── DATA ENTRIES ──

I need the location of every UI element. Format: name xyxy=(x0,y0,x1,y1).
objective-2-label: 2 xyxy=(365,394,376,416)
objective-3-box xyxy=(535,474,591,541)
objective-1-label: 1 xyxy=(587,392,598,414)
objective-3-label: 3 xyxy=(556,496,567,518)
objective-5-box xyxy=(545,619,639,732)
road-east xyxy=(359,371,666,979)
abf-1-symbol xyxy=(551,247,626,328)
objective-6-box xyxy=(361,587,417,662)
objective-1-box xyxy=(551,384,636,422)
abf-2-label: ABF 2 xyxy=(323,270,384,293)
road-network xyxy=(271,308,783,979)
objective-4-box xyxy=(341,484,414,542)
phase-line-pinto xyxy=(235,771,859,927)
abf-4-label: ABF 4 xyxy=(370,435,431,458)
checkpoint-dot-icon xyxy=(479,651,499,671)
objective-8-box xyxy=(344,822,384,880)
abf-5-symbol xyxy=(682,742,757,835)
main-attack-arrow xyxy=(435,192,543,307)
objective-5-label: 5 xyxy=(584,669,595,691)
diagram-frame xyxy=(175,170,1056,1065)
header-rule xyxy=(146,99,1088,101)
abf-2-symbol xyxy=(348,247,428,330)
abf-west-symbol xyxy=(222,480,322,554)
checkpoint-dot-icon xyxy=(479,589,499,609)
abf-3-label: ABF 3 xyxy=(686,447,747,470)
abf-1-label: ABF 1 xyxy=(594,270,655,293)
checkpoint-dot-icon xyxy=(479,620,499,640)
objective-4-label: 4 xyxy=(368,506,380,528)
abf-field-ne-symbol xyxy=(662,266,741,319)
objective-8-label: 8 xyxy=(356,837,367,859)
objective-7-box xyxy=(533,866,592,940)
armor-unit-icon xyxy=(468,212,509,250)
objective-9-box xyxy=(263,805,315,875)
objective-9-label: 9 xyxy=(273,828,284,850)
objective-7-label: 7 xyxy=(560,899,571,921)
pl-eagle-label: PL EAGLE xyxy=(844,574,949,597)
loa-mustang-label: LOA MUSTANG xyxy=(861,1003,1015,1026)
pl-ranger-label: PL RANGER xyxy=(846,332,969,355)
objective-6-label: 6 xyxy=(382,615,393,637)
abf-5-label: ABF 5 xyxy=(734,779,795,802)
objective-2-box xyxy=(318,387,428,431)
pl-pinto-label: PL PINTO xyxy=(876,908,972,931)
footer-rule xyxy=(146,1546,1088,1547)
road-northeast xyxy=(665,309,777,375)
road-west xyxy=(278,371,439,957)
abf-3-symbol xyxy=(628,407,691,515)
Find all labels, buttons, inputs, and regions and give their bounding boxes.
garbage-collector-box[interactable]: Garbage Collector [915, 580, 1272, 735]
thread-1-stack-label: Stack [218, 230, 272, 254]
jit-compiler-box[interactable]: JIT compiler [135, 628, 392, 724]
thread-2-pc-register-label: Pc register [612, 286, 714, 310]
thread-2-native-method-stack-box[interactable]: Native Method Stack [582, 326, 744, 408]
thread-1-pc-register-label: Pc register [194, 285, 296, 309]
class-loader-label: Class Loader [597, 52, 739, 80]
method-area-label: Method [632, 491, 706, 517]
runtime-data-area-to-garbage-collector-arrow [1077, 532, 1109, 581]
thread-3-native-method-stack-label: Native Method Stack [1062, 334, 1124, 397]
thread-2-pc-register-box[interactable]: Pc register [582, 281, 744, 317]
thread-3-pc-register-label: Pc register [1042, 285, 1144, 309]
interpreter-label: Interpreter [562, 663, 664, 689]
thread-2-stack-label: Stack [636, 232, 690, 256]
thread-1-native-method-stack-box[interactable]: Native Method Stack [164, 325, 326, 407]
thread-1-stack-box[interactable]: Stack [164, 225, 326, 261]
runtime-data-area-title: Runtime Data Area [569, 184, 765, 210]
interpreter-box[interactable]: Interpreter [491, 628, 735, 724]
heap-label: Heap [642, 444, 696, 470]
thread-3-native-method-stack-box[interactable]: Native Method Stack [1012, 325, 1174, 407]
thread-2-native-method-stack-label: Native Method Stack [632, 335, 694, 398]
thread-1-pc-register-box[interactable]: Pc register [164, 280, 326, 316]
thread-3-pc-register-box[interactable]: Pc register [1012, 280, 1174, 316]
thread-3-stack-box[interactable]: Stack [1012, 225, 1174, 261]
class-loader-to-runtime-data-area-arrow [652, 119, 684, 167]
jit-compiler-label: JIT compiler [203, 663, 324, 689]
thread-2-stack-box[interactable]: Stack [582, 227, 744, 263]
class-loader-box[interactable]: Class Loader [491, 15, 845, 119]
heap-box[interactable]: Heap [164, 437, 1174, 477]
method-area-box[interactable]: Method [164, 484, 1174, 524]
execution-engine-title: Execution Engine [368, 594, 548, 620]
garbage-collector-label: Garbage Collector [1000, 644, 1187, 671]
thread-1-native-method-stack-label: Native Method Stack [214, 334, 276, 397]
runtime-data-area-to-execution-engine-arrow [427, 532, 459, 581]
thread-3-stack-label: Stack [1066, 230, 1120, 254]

───

> DO THIS:
Can you format the items from the very start through the line containing "pl-ranger-label: PL RANGER" as a JSON list of strings, one string per line, with blank lines omitted?

> EXERCISE OUTPUT:
[
  "I need the location of every UI element. Format: name xyxy=(x0,y0,x1,y1).",
  "objective-2-label: 2 xyxy=(365,394,376,416)",
  "objective-3-box xyxy=(535,474,591,541)",
  "objective-1-label: 1 xyxy=(587,392,598,414)",
  "objective-3-label: 3 xyxy=(556,496,567,518)",
  "objective-5-box xyxy=(545,619,639,732)",
  "road-east xyxy=(359,371,666,979)",
  "abf-1-symbol xyxy=(551,247,626,328)",
  "objective-6-box xyxy=(361,587,417,662)",
  "objective-1-box xyxy=(551,384,636,422)",
  "abf-2-label: ABF 2 xyxy=(323,270,384,293)",
  "road-network xyxy=(271,308,783,979)",
  "objective-4-box xyxy=(341,484,414,542)",
  "phase-line-pinto xyxy=(235,771,859,927)",
  "abf-4-label: ABF 4 xyxy=(370,435,431,458)",
  "checkpoint-dot-icon xyxy=(479,651,499,671)",
  "objective-8-box xyxy=(344,822,384,880)",
  "abf-5-symbol xyxy=(682,742,757,835)",
  "main-attack-arrow xyxy=(435,192,543,307)",
  "objective-5-label: 5 xyxy=(584,669,595,691)",
  "diagram-frame xyxy=(175,170,1056,1065)",
  "header-rule xyxy=(146,99,1088,101)",
  "abf-2-symbol xyxy=(348,247,428,330)",
  "abf-west-symbol xyxy=(222,480,322,554)",
  "checkpoint-dot-icon xyxy=(479,589,499,609)",
  "abf-3-label: ABF 3 xyxy=(686,447,747,470)",
  "abf-1-label: ABF 1 xyxy=(594,270,655,293)",
  "checkpoint-dot-icon xyxy=(479,620,499,640)",
  "objective-4-label: 4 xyxy=(368,506,380,528)",
  "abf-field-ne-symbol xyxy=(662,266,741,319)",
  "objective-8-label: 8 xyxy=(356,837,367,859)",
  "objective-7-box xyxy=(533,866,592,940)",
  "armor-unit-icon xyxy=(468,212,509,250)",
  "objective-9-box xyxy=(263,805,315,875)",
  "objective-9-label: 9 xyxy=(273,828,284,850)",
  "objective-7-label: 7 xyxy=(560,899,571,921)",
  "pl-eagle-label: PL EAGLE xyxy=(844,574,949,597)",
  "loa-mustang-label: LOA MUSTANG xyxy=(861,1003,1015,1026)",
  "pl-ranger-label: PL RANGER xyxy=(846,332,969,355)"
]